(Goal): Report all lines from the entries below in which "data" appears.

(Exercise inputs):
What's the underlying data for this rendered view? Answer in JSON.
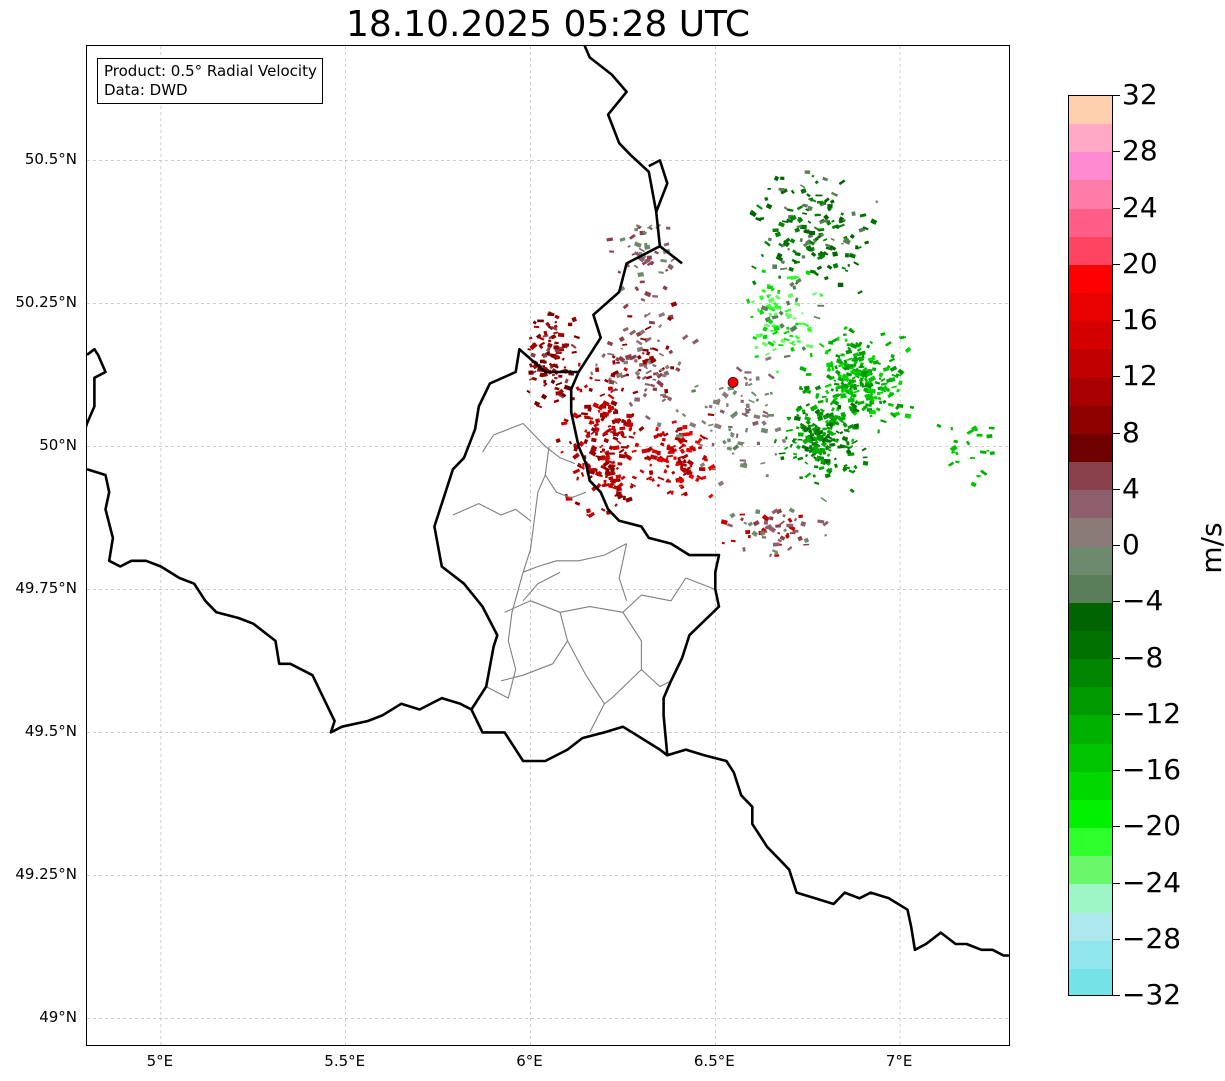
{
  "title": "18.10.2025 05:28 UTC",
  "info_box": {
    "product": "Product: 0.5° Radial Velocity",
    "data": "Data: DWD"
  },
  "lat_labels": [
    "50.5°N",
    "50.25°N",
    "50°N",
    "49.75°N",
    "49.5°N",
    "49.25°N",
    "49°N"
  ],
  "lon_labels": [
    "5°E",
    "5.5°E",
    "6°E",
    "6.5°E",
    "7°E"
  ],
  "colorbar": {
    "unit": "m/s",
    "tick_labels": [
      "32",
      "28",
      "24",
      "20",
      "16",
      "12",
      "8",
      "4",
      "0",
      "−4",
      "−8",
      "−12",
      "−16",
      "−20",
      "−24",
      "−28",
      "−32"
    ],
    "colors_top_to_bottom": [
      "#ffcfae",
      "#ffa9c6",
      "#ff8ad1",
      "#ff7ba8",
      "#ff5e89",
      "#ff4462",
      "#ff0000",
      "#e80000",
      "#d40000",
      "#c10000",
      "#a80000",
      "#8f0000",
      "#6e0000",
      "#894048",
      "#8d5e6c",
      "#8b7b78",
      "#6e8a6e",
      "#5a7e58",
      "#006400",
      "#007200",
      "#008500",
      "#009a00",
      "#00b100",
      "#00c400",
      "#00d800",
      "#00f000",
      "#2dff2d",
      "#6af76a",
      "#9ef5c6",
      "#ade8ec",
      "#8fe6ec",
      "#75e2e8"
    ]
  },
  "radar": {
    "site_marker_color": "#ff0000",
    "site_lon": 6.548,
    "site_lat": 50.112
  },
  "map_extent": {
    "lon_min": 4.8,
    "lon_max": 7.3,
    "lat_min": 48.95,
    "lat_max": 50.7
  },
  "borders": {
    "national": [
      [
        [
          4.8,
          50.16
        ],
        [
          4.82,
          50.17
        ],
        [
          4.83,
          50.16
        ],
        [
          4.85,
          50.13
        ],
        [
          4.82,
          50.12
        ],
        [
          4.82,
          50.07
        ],
        [
          4.8,
          50.04
        ],
        [
          4.79,
          50.02
        ]
      ],
      [
        [
          4.8,
          49.96
        ],
        [
          4.85,
          49.95
        ],
        [
          4.86,
          49.92
        ],
        [
          4.85,
          49.89
        ],
        [
          4.87,
          49.84
        ],
        [
          4.86,
          49.8
        ],
        [
          4.89,
          49.79
        ],
        [
          4.92,
          49.8
        ],
        [
          4.96,
          49.8
        ],
        [
          5.0,
          49.79
        ],
        [
          5.05,
          49.77
        ],
        [
          5.09,
          49.76
        ],
        [
          5.12,
          49.73
        ],
        [
          5.15,
          49.71
        ],
        [
          5.21,
          49.7
        ],
        [
          5.25,
          49.69
        ],
        [
          5.31,
          49.66
        ],
        [
          5.32,
          49.62
        ],
        [
          5.35,
          49.62
        ],
        [
          5.41,
          49.6
        ],
        [
          5.44,
          49.56
        ],
        [
          5.47,
          49.52
        ],
        [
          5.46,
          49.5
        ],
        [
          5.49,
          49.51
        ],
        [
          5.56,
          49.52
        ],
        [
          5.6,
          49.53
        ],
        [
          5.65,
          49.55
        ],
        [
          5.7,
          49.54
        ],
        [
          5.76,
          49.56
        ],
        [
          5.81,
          49.55
        ],
        [
          5.84,
          49.54
        ],
        [
          5.87,
          49.5
        ],
        [
          5.93,
          49.5
        ],
        [
          5.98,
          49.45
        ],
        [
          6.04,
          49.45
        ],
        [
          6.1,
          49.47
        ],
        [
          6.14,
          49.49
        ],
        [
          6.2,
          49.5
        ],
        [
          6.25,
          49.51
        ],
        [
          6.3,
          49.49
        ],
        [
          6.35,
          49.47
        ],
        [
          6.37,
          49.46
        ],
        [
          6.42,
          49.47
        ],
        [
          6.47,
          49.46
        ],
        [
          6.53,
          49.45
        ],
        [
          6.55,
          49.43
        ],
        [
          6.57,
          49.39
        ],
        [
          6.6,
          49.37
        ],
        [
          6.6,
          49.34
        ],
        [
          6.64,
          49.3
        ],
        [
          6.67,
          49.28
        ],
        [
          6.7,
          49.26
        ],
        [
          6.72,
          49.22
        ],
        [
          6.77,
          49.21
        ],
        [
          6.82,
          49.2
        ],
        [
          6.85,
          49.22
        ],
        [
          6.89,
          49.21
        ],
        [
          6.92,
          49.22
        ],
        [
          6.97,
          49.21
        ],
        [
          7.02,
          49.19
        ],
        [
          7.03,
          49.16
        ],
        [
          7.04,
          49.12
        ],
        [
          7.07,
          49.13
        ],
        [
          7.09,
          49.14
        ],
        [
          7.11,
          49.15
        ],
        [
          7.15,
          49.13
        ],
        [
          7.18,
          49.13
        ],
        [
          7.22,
          49.12
        ],
        [
          7.25,
          49.12
        ],
        [
          7.28,
          49.11
        ],
        [
          7.3,
          49.11
        ]
      ],
      [
        [
          6.13,
          50.13
        ],
        [
          6.11,
          50.1
        ],
        [
          6.11,
          50.06
        ],
        [
          6.12,
          50.03
        ],
        [
          6.13,
          50.0
        ],
        [
          6.15,
          49.97
        ],
        [
          6.16,
          49.94
        ],
        [
          6.19,
          49.92
        ],
        [
          6.21,
          49.89
        ],
        [
          6.24,
          49.87
        ],
        [
          6.3,
          49.86
        ],
        [
          6.32,
          49.84
        ],
        [
          6.38,
          49.83
        ],
        [
          6.43,
          49.81
        ],
        [
          6.48,
          49.81
        ],
        [
          6.51,
          49.81
        ],
        [
          6.5,
          49.78
        ],
        [
          6.5,
          49.75
        ],
        [
          6.51,
          49.72
        ],
        [
          6.43,
          49.67
        ],
        [
          6.41,
          49.63
        ],
        [
          6.38,
          49.59
        ],
        [
          6.36,
          49.56
        ],
        [
          6.36,
          49.53
        ],
        [
          6.37,
          49.46
        ]
      ],
      [
        [
          6.13,
          50.13
        ],
        [
          6.04,
          50.13
        ],
        [
          5.97,
          50.17
        ],
        [
          5.96,
          50.13
        ],
        [
          5.89,
          50.11
        ],
        [
          5.86,
          50.07
        ],
        [
          5.85,
          50.03
        ],
        [
          5.82,
          49.98
        ],
        [
          5.79,
          49.96
        ],
        [
          5.76,
          49.9
        ],
        [
          5.74,
          49.86
        ],
        [
          5.76,
          49.79
        ],
        [
          5.82,
          49.76
        ],
        [
          5.87,
          49.72
        ],
        [
          5.91,
          49.67
        ],
        [
          5.9,
          49.65
        ],
        [
          5.88,
          49.58
        ],
        [
          5.84,
          49.54
        ]
      ],
      [
        [
          6.13,
          50.13
        ],
        [
          6.16,
          50.16
        ],
        [
          6.19,
          50.19
        ],
        [
          6.17,
          50.23
        ],
        [
          6.24,
          50.27
        ],
        [
          6.26,
          50.32
        ],
        [
          6.35,
          50.35
        ],
        [
          6.34,
          50.41
        ],
        [
          6.32,
          50.48
        ],
        [
          6.27,
          50.51
        ],
        [
          6.24,
          50.53
        ],
        [
          6.21,
          50.58
        ],
        [
          6.26,
          50.62
        ],
        [
          6.22,
          50.65
        ],
        [
          6.16,
          50.68
        ],
        [
          6.14,
          50.71
        ]
      ],
      [
        [
          6.41,
          50.32
        ],
        [
          6.35,
          50.35
        ]
      ],
      [
        [
          6.34,
          50.41
        ],
        [
          6.37,
          50.46
        ],
        [
          6.35,
          50.5
        ],
        [
          6.32,
          50.49
        ]
      ]
    ],
    "regional": [
      [
        [
          5.87,
          49.99
        ],
        [
          5.9,
          50.02
        ],
        [
          5.98,
          50.04
        ],
        [
          6.04,
          50.0
        ],
        [
          6.08,
          49.98
        ],
        [
          6.12,
          49.97
        ]
      ],
      [
        [
          6.05,
          50.0
        ],
        [
          6.04,
          49.95
        ],
        [
          6.02,
          49.92
        ],
        [
          6.01,
          49.87
        ],
        [
          6.0,
          49.82
        ],
        [
          5.98,
          49.78
        ]
      ],
      [
        [
          5.79,
          49.88
        ],
        [
          5.86,
          49.9
        ],
        [
          5.92,
          49.88
        ],
        [
          5.96,
          49.89
        ],
        [
          6.0,
          49.87
        ]
      ],
      [
        [
          5.98,
          49.78
        ],
        [
          6.02,
          49.79
        ],
        [
          6.07,
          49.8
        ],
        [
          6.13,
          49.8
        ],
        [
          6.2,
          49.81
        ],
        [
          6.26,
          49.83
        ]
      ],
      [
        [
          5.98,
          49.78
        ],
        [
          5.95,
          49.71
        ],
        [
          5.94,
          49.66
        ],
        [
          5.96,
          49.61
        ],
        [
          5.94,
          49.56
        ],
        [
          5.88,
          49.58
        ]
      ],
      [
        [
          5.93,
          49.71
        ],
        [
          6.0,
          49.73
        ],
        [
          6.08,
          49.71
        ],
        [
          6.16,
          49.72
        ],
        [
          6.25,
          49.71
        ],
        [
          6.3,
          49.74
        ],
        [
          6.38,
          49.73
        ],
        [
          6.42,
          49.77
        ],
        [
          6.5,
          49.75
        ]
      ],
      [
        [
          6.08,
          49.71
        ],
        [
          6.1,
          49.66
        ],
        [
          6.06,
          49.62
        ],
        [
          5.98,
          49.6
        ],
        [
          5.92,
          49.59
        ]
      ],
      [
        [
          6.25,
          49.71
        ],
        [
          6.3,
          49.66
        ],
        [
          6.3,
          49.61
        ],
        [
          6.35,
          49.58
        ],
        [
          6.38,
          49.59
        ]
      ],
      [
        [
          6.1,
          49.66
        ],
        [
          6.15,
          49.6
        ],
        [
          6.2,
          49.55
        ],
        [
          6.16,
          49.5
        ]
      ],
      [
        [
          6.3,
          49.61
        ],
        [
          6.22,
          49.56
        ],
        [
          6.2,
          49.55
        ]
      ],
      [
        [
          6.08,
          49.78
        ],
        [
          6.02,
          49.76
        ],
        [
          5.98,
          49.73
        ]
      ],
      [
        [
          6.04,
          49.95
        ],
        [
          6.07,
          49.92
        ],
        [
          6.11,
          49.91
        ],
        [
          6.15,
          49.92
        ]
      ],
      [
        [
          6.26,
          49.83
        ],
        [
          6.24,
          49.77
        ],
        [
          6.26,
          49.73
        ]
      ]
    ]
  },
  "echo_clusters": [
    {
      "lon": 6.88,
      "lat": 50.12,
      "spread_lon": 0.11,
      "spread_lat": 0.07,
      "n": 240,
      "colors": [
        "#00b100",
        "#00c400",
        "#009a00",
        "#00d800"
      ]
    },
    {
      "lon": 6.78,
      "lat": 50.02,
      "spread_lon": 0.09,
      "spread_lat": 0.07,
      "n": 200,
      "colors": [
        "#008500",
        "#009a00",
        "#007200",
        "#00b100"
      ]
    },
    {
      "lon": 6.76,
      "lat": 50.38,
      "spread_lon": 0.13,
      "spread_lat": 0.08,
      "n": 160,
      "colors": [
        "#006400",
        "#007200",
        "#008500",
        "#5a7e58"
      ]
    },
    {
      "lon": 6.68,
      "lat": 50.23,
      "spread_lon": 0.08,
      "spread_lat": 0.07,
      "n": 90,
      "colors": [
        "#2dff2d",
        "#6af76a",
        "#00d800",
        "#5a7e58"
      ]
    },
    {
      "lon": 7.18,
      "lat": 50.0,
      "spread_lon": 0.08,
      "spread_lat": 0.05,
      "n": 22,
      "colors": [
        "#00c400",
        "#00b100"
      ]
    },
    {
      "lon": 6.2,
      "lat": 50.0,
      "spread_lon": 0.09,
      "spread_lat": 0.1,
      "n": 200,
      "colors": [
        "#c10000",
        "#a80000",
        "#d40000",
        "#8f0000"
      ]
    },
    {
      "lon": 6.4,
      "lat": 49.98,
      "spread_lon": 0.08,
      "spread_lat": 0.06,
      "n": 110,
      "colors": [
        "#c10000",
        "#a80000",
        "#e80000"
      ]
    },
    {
      "lon": 6.05,
      "lat": 50.16,
      "spread_lon": 0.06,
      "spread_lat": 0.07,
      "n": 110,
      "colors": [
        "#8f0000",
        "#6e0000",
        "#894048",
        "#a80000"
      ]
    },
    {
      "lon": 6.3,
      "lat": 50.15,
      "spread_lon": 0.1,
      "spread_lat": 0.08,
      "n": 110,
      "colors": [
        "#8d5e6c",
        "#8f0000",
        "#894048",
        "#8b7b78"
      ]
    },
    {
      "lon": 6.3,
      "lat": 50.33,
      "spread_lon": 0.08,
      "spread_lat": 0.06,
      "n": 50,
      "colors": [
        "#8d5e6c",
        "#6e8a6e",
        "#894048"
      ]
    },
    {
      "lon": 6.65,
      "lat": 49.86,
      "spread_lon": 0.12,
      "spread_lat": 0.04,
      "n": 60,
      "colors": [
        "#8d5e6c",
        "#6e8a6e",
        "#894048",
        "#c10000"
      ]
    },
    {
      "lon": 6.55,
      "lat": 50.05,
      "spread_lon": 0.15,
      "spread_lat": 0.1,
      "n": 80,
      "colors": [
        "#8b7b78",
        "#6e8a6e",
        "#5a7e58",
        "#8d5e6c"
      ]
    }
  ]
}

(Completed exercise):
What's the underlying data for this rendered view? Answer in JSON.
    "data": "Data: DWD"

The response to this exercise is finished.